**PROBLEM STATEMENT**
Copy each line of the entries that contains the word "Sciences".

**SUPPLIED DATA**
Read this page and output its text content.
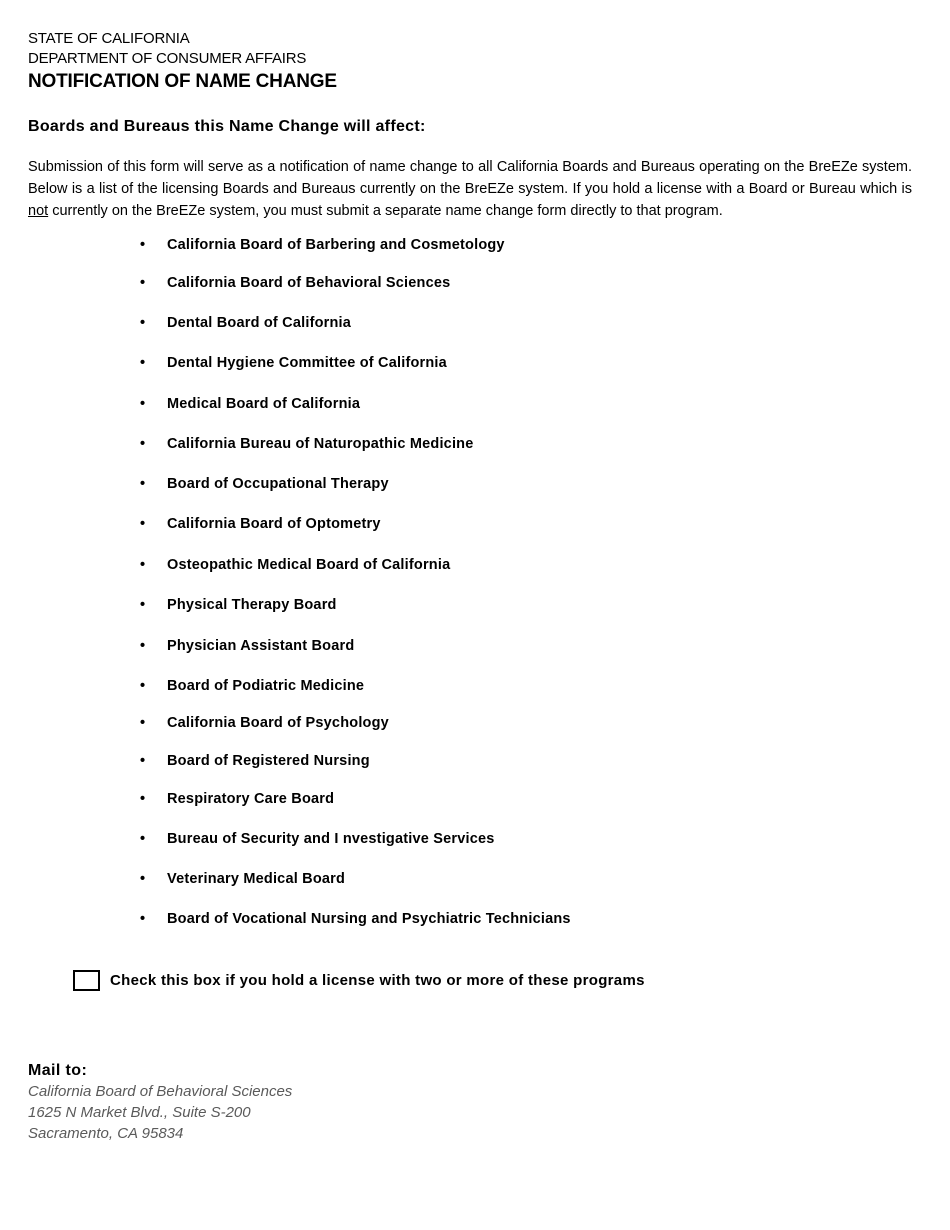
STATE OF CALIFORNIA
DEPARTMENT OF CONSUMER AFFAIRS
NOTIFICATION OF NAME CHANGE
Boards and Bureaus this Name Change will affect:

Submission of this form will serve as a notification of name change to all California Boards and Bureaus operating on the BreEZe system. Below is a list of the licensing Boards and Bureaus currently on the BreEZe system. If you hold a license with a Board or Bureau which is not currently on the BreEZe system, you must submit a separate name change form directly to that program.

• California Board of Barbering and Cosmetology
• California Board of Behavioral Sciences
• Dental Board of California
• Dental Hygiene Committee of California
• Medical Board of California
• California Bureau of Naturopathic Medicine
• Board of Occupational Therapy
• California Board of Optometry
• Osteopathic Medical Board of California
• Physical Therapy Board
• Physician Assistant Board
• Board of Podiatric Medicine
• California Board of Psychology
• Board of Registered Nursing
• Respiratory Care Board
• Bureau of Security and I nvestigative Services
• Veterinary Medical Board
• Board of Vocational Nursing and Psychiatric Technicians
Check this box if you hold a license with two or more of these programs
Mail to:
California Board of Behavioral Sciences
1625 N Market Blvd., Suite S-200
Sacramento, CA 95834
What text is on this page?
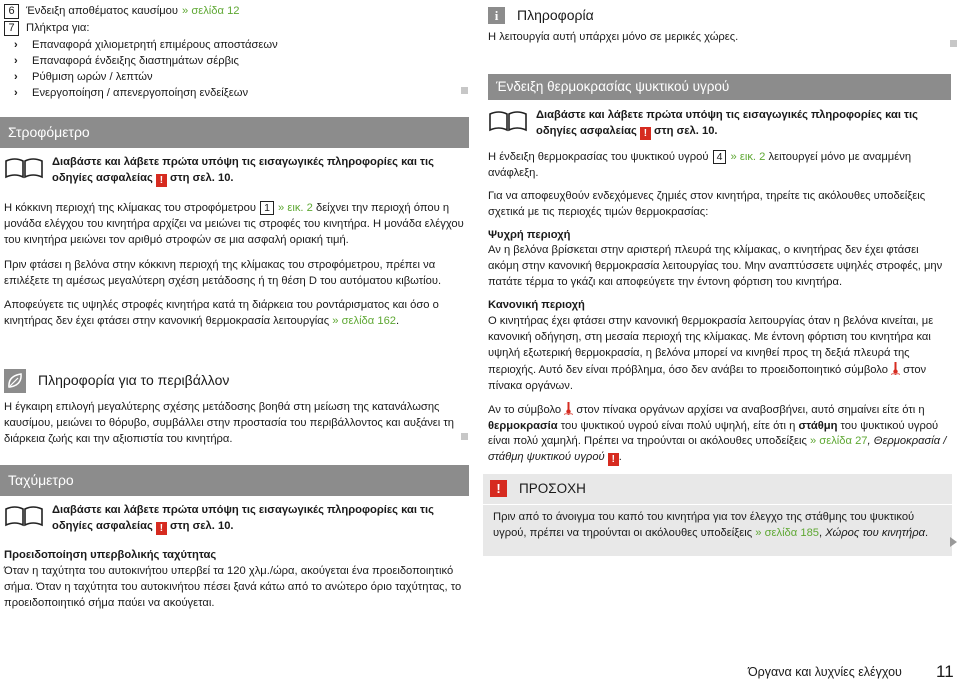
6	Ένδειξη αποθέματος καυσίμου » σελίδα 12
7	Πλήκτρα για:
› Επαναφορά χιλιομετρητή επιμέρους αποστάσεων
› Επαναφορά ένδειξης διαστημάτων σέρβις
› Ρύθμιση ωρών / λεπτών
› Ενεργοποίηση / απενεργοποίηση ενδείξεων
Στροφόμετρο
Διαβάστε και λάβετε πρώτα υπόψη τις εισαγωγικές πληροφορίες και τις
οδηγίες ασφαλείας ! στη σελ. 10.

Η κόκκινη περιοχή της κλίμακας του στροφόμετρου 1 » εικ. 2 δείχνει την περιοχή όπου η μονάδα ελέγχου του κινητήρα αρχίζει να μειώνει τις στροφές του κινητήρα. Η μονάδα ελέγχου του κινητήρα μειώνει τον αριθμό στροφών σε μια ασφαλή οριακή τιμή.

Πριν φτάσει η βελόνα στην κόκκινη περιοχή της κλίμακας του στροφόμετρου, πρέπει να επιλέξετε τη αμέσως μεγαλύτερη σχέση μετάδοσης ή τη θέση D του αυτόματου κιβωτίου.

Αποφεύγετε τις υψηλές στροφές κινητήρα κατά τη διάρκεια του ροντάρισματος και όσο ο κινητήρας δεν έχει φτάσει στην κανονική θερμοκρασία λειτουργίας » σελίδα 162.

Πληροφορία για το περιβάλλον

Η έγκαιρη επιλογή μεγαλύτερης σχέσης μετάδοσης βοηθά στη μείωση της κατανάλωσης καυσίμου, μειώνει το θόρυβο, συμβάλλει στην προστασία του περιβάλλοντος και αυξάνει τη διάρκεια ζωής και την αξιοπιστία του κινητήρα.

Ταχύμετρο
Διαβάστε και λάβετε πρώτα υπόψη τις εισαγωγικές πληροφορίες και τις
οδηγίες ασφαλείας ! στη σελ. 10.

Προειδοποίηση υπερβολικής ταχύτητας

Όταν η ταχύτητα του αυτοκινήτου υπερβεί τα 120 χλμ./ώρα, ακούγεται ένα προειδοποιητικό σήμα. Όταν η ταχύτητα του αυτοκινήτου πέσει ξανά κάτω από το ανώτερο όριο ταχύτητας, το προειδοποιητικό σήμα παύει να ακούγεται.

i	Πληροφορία

Η λειτουργία αυτή υπάρχει μόνο σε μερικές χώρες.

Ένδειξη θερμοκρασίας ψυκτικού υγρού
Διαβάστε και λάβετε πρώτα υπόψη τις εισαγωγικές πληροφορίες και τις
οδηγίες ασφαλείας ! στη σελ. 10.

Η ένδειξη θερμοκρασίας του ψυκτικού υγρού 4 » εικ. 2 λειτουργεί μόνο με αναμμένη ανάφλεξη.

Για να αποφευχθούν ενδεχόμενες ζημιές στον κινητήρα, τηρείτε τις ακόλουθες υποδείξεις σχετικά με τις περιοχές τιμών θερμοκρασίας:

Ψυχρή περιοχή

Αν η βελόνα βρίσκεται στην αριστερή πλευρά της κλίμακας, ο κινητήρας δεν έχει φτάσει ακόμη στην κανονική θερμοκρασία λειτουργίας του. Μην αναπτύσσετε υψηλές στροφές, μην πατάτε τέρμα το γκάζι και αποφεύγετε την έντονη φόρτιση του κινητήρα.

Κανονική περιοχή

Ο κινητήρας έχει φτάσει στην κανονική θερμοκρασία λειτουργίας όταν η βελόνα κινείται, με κανονική οδήγηση, στη μεσαία περιοχή της κλίμακας. Με έντονη φόρτιση του κινητήρα και υψηλή εξωτερική θερμοκρασία, η βελόνα μπορεί να κινηθεί προς τη δεξιά πλευρά της περιοχής. Αυτό δεν είναι πρόβλημα, όσο δεν ανάβει το προειδοποιητικό σύμβολο στον πίνακα οργάνων.

Αν το σύμβολο στον πίνακα οργάνων αρχίσει να αναβοσβήνει, αυτό σημαίνει είτε ότι η θερμοκρασία του ψυκτικού υγρού είναι πολύ υψηλή, είτε ότι η στάθμη του ψυκτικού υγρού είναι πολύ χαμηλή. Πρέπει να τηρούνται οι ακόλουθες υποδείξεις » σελίδα 27, Θερμοκρασία / στάθμη ψυκτικού υγρού ! .

!	ΠΡΟΣΟΧΗ

Πριν από το άνοιγμα του καπό του κινητήρα για τον έλεγχο της στάθμης του ψυκτικού υγρού, πρέπει να τηρούνται οι ακόλουθες υποδείξεις » σελίδα 185, Χώρος του κινητήρα.

Όργανα και λυχνίες ελέγχου 11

**EXERCISE RESULT**
• California Board of Behavioral Sciences
California Board of Behavioral Sciences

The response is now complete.